** Activity A **
From the game review, quote the passage that begins with the words containing "If you like..." and ends with "like this game!".
** Activity B **
In the game review, what role does the player take on in Lucas Pope's puzzle game?

** Document section **
Home Artists Posts Import Register

Downloads

Content

A review of Lucas Pope's very interesting ditherpunk mystery puzzle game where you play an East India Company insurance auditor trying to figure out how every single character on this strange boat met their fate.

THE SEXY BRUTALE - 8.5/10

If you like...

  • Papers, Please
  • The Sexy Brutale
  • Sudoku
  • Process-of-elimination puzzles
  • Nostalgic old computer graphics
  • Sea monsters
  • Insurance auditors

...then you might like this game!

EDIT: Since recording this I actually replayed the game (on stream)! While this game is not really meant to be replayed, doing so absolutely made me remember all its little mechanical issues, especially RE: popping in and out of the diorama memories and how long it takes. The book UI/UX is really well-developed, but I think once the player had zipped through all the memories once they should've been able to fast travel between them because the rest of the game is looking at things you've already seen and having to walk between them backwards and figure out how they connect is honestly pretty frustrating and I think I'd probably knock the game down to like an 8/10 or an 8.5/10 instead of the 9/10 I gave it.

Files

Comments

Anonymous

The main reason so many people, including myself, love this game is because, just like Papers Please did, it brought a totally original concept, artistic style and mechanics to the industry. It is without doubt the game I want to see people copy. Also once you've already seen a memento, when you re-enter them there's always a door to exit. I do agree that having to wait for the song to end every time you enter a memento for the 1st time can be annoying sometimes, but it mostly works because, for example, the low tones that sound in chapter 7 "The Doom" give the perfect atmosphere to the scene you're seeing.

** Source data **
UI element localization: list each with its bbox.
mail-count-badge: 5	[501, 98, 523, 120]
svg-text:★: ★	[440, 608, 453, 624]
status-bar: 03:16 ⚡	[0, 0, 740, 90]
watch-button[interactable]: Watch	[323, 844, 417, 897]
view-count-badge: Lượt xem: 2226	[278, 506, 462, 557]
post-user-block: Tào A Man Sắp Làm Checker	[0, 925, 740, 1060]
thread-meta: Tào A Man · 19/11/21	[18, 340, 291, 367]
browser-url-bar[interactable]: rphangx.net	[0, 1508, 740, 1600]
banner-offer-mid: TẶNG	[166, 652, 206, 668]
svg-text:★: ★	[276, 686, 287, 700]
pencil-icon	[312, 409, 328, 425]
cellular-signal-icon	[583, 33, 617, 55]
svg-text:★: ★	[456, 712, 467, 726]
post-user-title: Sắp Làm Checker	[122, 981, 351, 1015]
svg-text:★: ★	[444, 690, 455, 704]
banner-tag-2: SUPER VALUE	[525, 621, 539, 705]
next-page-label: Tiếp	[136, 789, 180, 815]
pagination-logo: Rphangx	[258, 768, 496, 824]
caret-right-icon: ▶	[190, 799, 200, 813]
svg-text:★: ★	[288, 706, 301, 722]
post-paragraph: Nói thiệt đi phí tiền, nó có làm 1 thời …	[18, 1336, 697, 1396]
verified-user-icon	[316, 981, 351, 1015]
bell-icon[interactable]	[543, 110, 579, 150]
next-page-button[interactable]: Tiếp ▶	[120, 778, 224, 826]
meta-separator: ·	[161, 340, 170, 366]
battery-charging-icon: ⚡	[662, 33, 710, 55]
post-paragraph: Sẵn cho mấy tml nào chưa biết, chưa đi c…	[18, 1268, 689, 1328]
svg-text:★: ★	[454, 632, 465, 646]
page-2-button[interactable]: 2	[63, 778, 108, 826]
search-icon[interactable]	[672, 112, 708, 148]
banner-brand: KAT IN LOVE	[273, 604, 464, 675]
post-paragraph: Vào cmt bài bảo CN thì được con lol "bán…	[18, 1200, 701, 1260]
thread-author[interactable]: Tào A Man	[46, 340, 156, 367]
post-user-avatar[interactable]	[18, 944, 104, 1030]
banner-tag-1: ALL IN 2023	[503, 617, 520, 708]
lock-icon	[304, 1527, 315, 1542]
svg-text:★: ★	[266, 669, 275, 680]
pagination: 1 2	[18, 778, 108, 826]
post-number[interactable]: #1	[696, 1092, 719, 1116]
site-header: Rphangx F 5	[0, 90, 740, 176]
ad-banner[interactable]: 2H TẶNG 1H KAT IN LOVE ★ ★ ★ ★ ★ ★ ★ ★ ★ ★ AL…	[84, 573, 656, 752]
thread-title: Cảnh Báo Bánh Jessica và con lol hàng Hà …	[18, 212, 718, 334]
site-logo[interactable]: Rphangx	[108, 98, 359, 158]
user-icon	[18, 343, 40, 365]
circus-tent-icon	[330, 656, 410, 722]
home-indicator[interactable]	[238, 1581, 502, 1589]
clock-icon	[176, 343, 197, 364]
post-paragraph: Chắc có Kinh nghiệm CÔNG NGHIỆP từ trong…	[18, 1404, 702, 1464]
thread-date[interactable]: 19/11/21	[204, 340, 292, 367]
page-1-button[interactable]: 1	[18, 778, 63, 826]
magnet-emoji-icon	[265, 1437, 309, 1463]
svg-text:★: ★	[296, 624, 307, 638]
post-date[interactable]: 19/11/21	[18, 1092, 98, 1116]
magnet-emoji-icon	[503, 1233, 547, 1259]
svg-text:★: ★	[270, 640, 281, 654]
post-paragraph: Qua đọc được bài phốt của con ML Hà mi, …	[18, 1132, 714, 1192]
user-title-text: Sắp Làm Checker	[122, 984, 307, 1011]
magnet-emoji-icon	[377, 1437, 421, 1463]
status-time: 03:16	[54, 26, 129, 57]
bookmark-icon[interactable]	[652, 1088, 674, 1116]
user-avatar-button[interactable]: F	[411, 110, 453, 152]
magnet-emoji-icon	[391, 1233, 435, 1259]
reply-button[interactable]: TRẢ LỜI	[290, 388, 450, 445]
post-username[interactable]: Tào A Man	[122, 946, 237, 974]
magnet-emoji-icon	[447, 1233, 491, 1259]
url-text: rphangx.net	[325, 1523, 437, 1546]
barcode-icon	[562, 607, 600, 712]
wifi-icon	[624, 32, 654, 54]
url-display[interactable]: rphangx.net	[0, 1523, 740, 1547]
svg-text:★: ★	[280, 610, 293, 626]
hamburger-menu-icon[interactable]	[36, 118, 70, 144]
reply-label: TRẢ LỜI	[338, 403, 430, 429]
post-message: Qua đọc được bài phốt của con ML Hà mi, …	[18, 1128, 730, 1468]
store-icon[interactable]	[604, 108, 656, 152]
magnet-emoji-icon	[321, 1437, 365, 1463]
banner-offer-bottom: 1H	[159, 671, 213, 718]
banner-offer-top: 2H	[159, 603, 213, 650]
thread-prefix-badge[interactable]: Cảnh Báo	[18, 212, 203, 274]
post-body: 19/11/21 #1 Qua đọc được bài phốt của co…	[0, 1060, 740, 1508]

** Worked solution A **
If you like...

  • Papers, Please
  • The Sexy Brutale
  • Sudoku
  • Process-of-elimination puzzles
  • Nostalgic old computer graphics
  • Sea monsters
  • Insurance auditors

...then you might like this game!

** Worked solution B **
An East India Company insurance auditor.